Material to process:
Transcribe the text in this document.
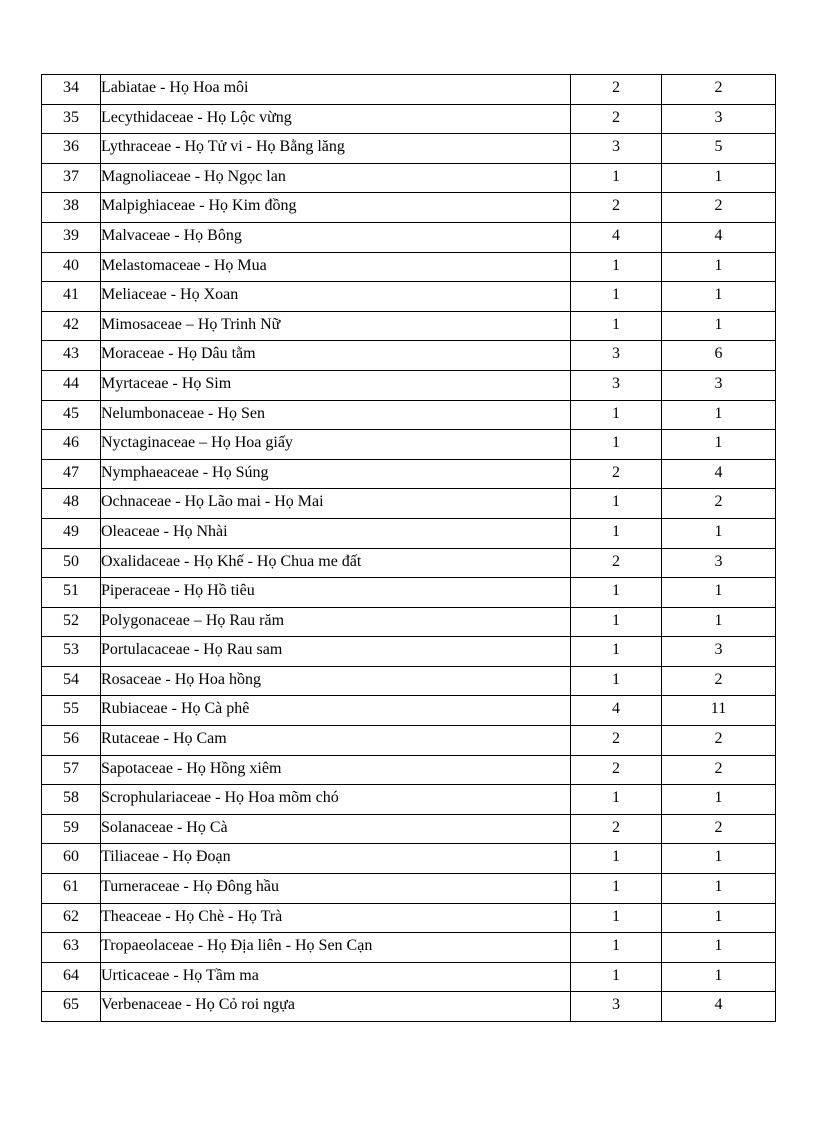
34	Labiatae - Họ Hoa môi	2	2
35	Lecythidaceae - Họ Lộc vừng	2	3
36	Lythraceae - Họ Tử vi - Họ Bằng lăng	3	5
37	Magnoliaceae - Họ Ngọc lan	1	1
38	Malpighiaceae - Họ Kim đồng	2	2
39	Malvaceae - Họ Bông	4	4
40	Melastomaceae - Họ Mua	1	1
41	Meliaceae - Họ Xoan	1	1
42	Mimosaceae – Họ Trinh Nữ	1	1
43	Moraceae - Họ Dâu tằm	3	6
44	Myrtaceae - Họ Sim	3	3
45	Nelumbonaceae - Họ Sen	1	1
46	Nyctaginaceae – Họ Hoa giấy	1	1
47	Nymphaeaceae - Họ Súng	2	4
48	Ochnaceae - Họ Lão mai - Họ Mai	1	2
49	Oleaceae - Họ Nhài	1	1
50	Oxalidaceae - Họ Khế - Họ Chua me đất	2	3
51	Piperaceae - Họ Hồ tiêu	1	1
52	Polygonaceae – Họ Rau răm	1	1
53	Portulacaceae - Họ Rau sam	1	3
54	Rosaceae - Họ Hoa hồng	1	2
55	Rubiaceae - Họ Cà phê	4	11
56	Rutaceae - Họ Cam	2	2
57	Sapotaceae - Họ Hồng xiêm	2	2
58	Scrophulariaceae - Họ Hoa mõm chó	1	1
59	Solanaceae - Họ Cà	2	2
60	Tiliaceae - Họ Đoạn	1	1
61	Turneraceae - Họ Đông hầu	1	1
62	Theaceae - Họ Chè - Họ Trà	1	1
63	Tropaeolaceae - Họ Địa liên - Họ Sen Cạn	1	1
64	Urticaceae - Họ Tầm ma	1	1
65	Verbenaceae - Họ Cỏ roi ngựa	3	4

Directions for this task:
Output the entries above exactly, without their pictures.

Exercise result:
Transcribe the text in this document.
34	Labiatae - Họ Hoa môi	2	2
35	Lecythidaceae - Họ Lộc vừng	2	3
36	Lythraceae - Họ Tử vi - Họ Bằng lăng	3	5
37	Magnoliaceae - Họ Ngọc lan	1	1
38	Malpighiaceae - Họ Kim đồng	2	2
39	Malvaceae - Họ Bông	4	4
40	Melastomaceae - Họ Mua	1	1
41	Meliaceae - Họ Xoan	1	1
42	Mimosaceae – Họ Trinh Nữ	1	1
43	Moraceae - Họ Dâu tằm	3	6
44	Myrtaceae - Họ Sim	3	3
45	Nelumbonaceae - Họ Sen	1	1
46	Nyctaginaceae – Họ Hoa giấy	1	1
47	Nymphaeaceae - Họ Súng	2	4
48	Ochnaceae - Họ Lão mai - Họ Mai	1	2
49	Oleaceae - Họ Nhài	1	1
50	Oxalidaceae - Họ Khế - Họ Chua me đất	2	3
51	Piperaceae - Họ Hồ tiêu	1	1
52	Polygonaceae – Họ Rau răm	1	1
53	Portulacaceae - Họ Rau sam	1	3
54	Rosaceae - Họ Hoa hồng	1	2
55	Rubiaceae - Họ Cà phê	4	11
56	Rutaceae - Họ Cam	2	2
57	Sapotaceae - Họ Hồng xiêm	2	2
58	Scrophulariaceae - Họ Hoa mõm chó	1	1
59	Solanaceae - Họ Cà	2	2
60	Tiliaceae - Họ Đoạn	1	1
61	Turneraceae - Họ Đông hầu	1	1
62	Theaceae - Họ Chè - Họ Trà	1	1
63	Tropaeolaceae - Họ Địa liên - Họ Sen Cạn	1	1
64	Urticaceae - Họ Tầm ma	1	1
65	Verbenaceae - Họ Cỏ roi ngựa	3	4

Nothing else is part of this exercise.